**Text to read:**
-- begin --
The 7-year rule

Most gifts made during a person’s lifetime are not subject to Inheritance Tax at the time of the gift. These lifetime transfers are known as 'potentially exempt transfers' or 'PETs'.  These gifts or transfers achieve their potential of becoming exempt if the taxpayer survives for more than 7-years after making the gift. If the taxpayer dies within 3-years of making the gift, then the Inheritance Tax position is as if the gift was made on death. A tapered relief is available if death occurs between 3 and 7 years after the gift is made.

The rules surrounding PETs have resulted in many people wanting to make gifts long before they die. The problem in practice is that they do not want to give up control over the assets concerned.

The effective rates of tax on the excess over the nil rate band are:

  • 0 to 3 years before death            40%
  • 3 to 4 years before death            32%
  • 4 to 5 years before death            24%
  • 5 to 6 years before death            16%
  • 6 to 7 years before death              8%
  • 7 or more years before death        0%

These tapered rates cannot reduce the tax due on a lifetime chargeable transfer below the amount chargeable when the transfer was made and so are of no benefit to a transfer within the nil rate band.
-- end --
**Requirement 1:** Which lines of the rows contain the string "internode"? Return each one in full.
The 7-year rule text and the rows are unrelated to each other.

**Input for this task:**
-- begin --
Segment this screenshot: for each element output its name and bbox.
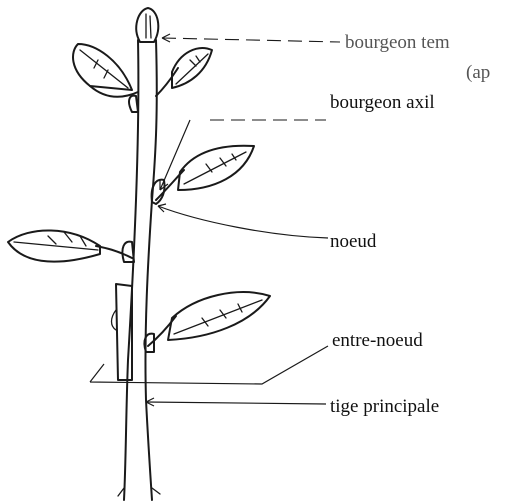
leaf-top-right	[156, 48, 212, 96]
leaf-large-left	[8, 230, 132, 261]
label-terminal-bud-note: (ap	[466, 62, 490, 83]
leader-internode	[90, 346, 328, 384]
leader-main-stem	[146, 402, 326, 404]
label-main-stem: tige principale	[330, 396, 439, 417]
label-node: noeud	[330, 231, 377, 252]
leader-terminal-bud	[162, 38, 340, 42]
main-stem	[118, 40, 160, 500]
axillary-bud-upper	[129, 96, 138, 112]
terminal-bud	[136, 8, 158, 42]
label-terminal-bud: bourgeon tem	[345, 32, 450, 53]
leaf-lower-right	[148, 292, 270, 346]
labels: bourgeon tem (ap bourgeon axil noeud ent…	[330, 32, 490, 417]
leaf-top-left	[73, 44, 138, 97]
leader-node	[158, 206, 328, 238]
plant-drawing	[8, 8, 270, 500]
label-axillary-bud: bourgeon axil	[330, 92, 435, 113]
label-internode: entre-noeud	[332, 330, 423, 351]
leaf-middle-right	[156, 146, 254, 200]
-- end --
**Requirement 2:** In the 7-year rule text, what is the effective tax rate on the excess over the nil rate band when a gift was made 4 to 5 years before death?

**Finished answer 1:**
leader-internode	[90, 346, 328, 384]
label-internode: entre-noeud	[332, 330, 423, 351]

**Finished answer 2:** 24%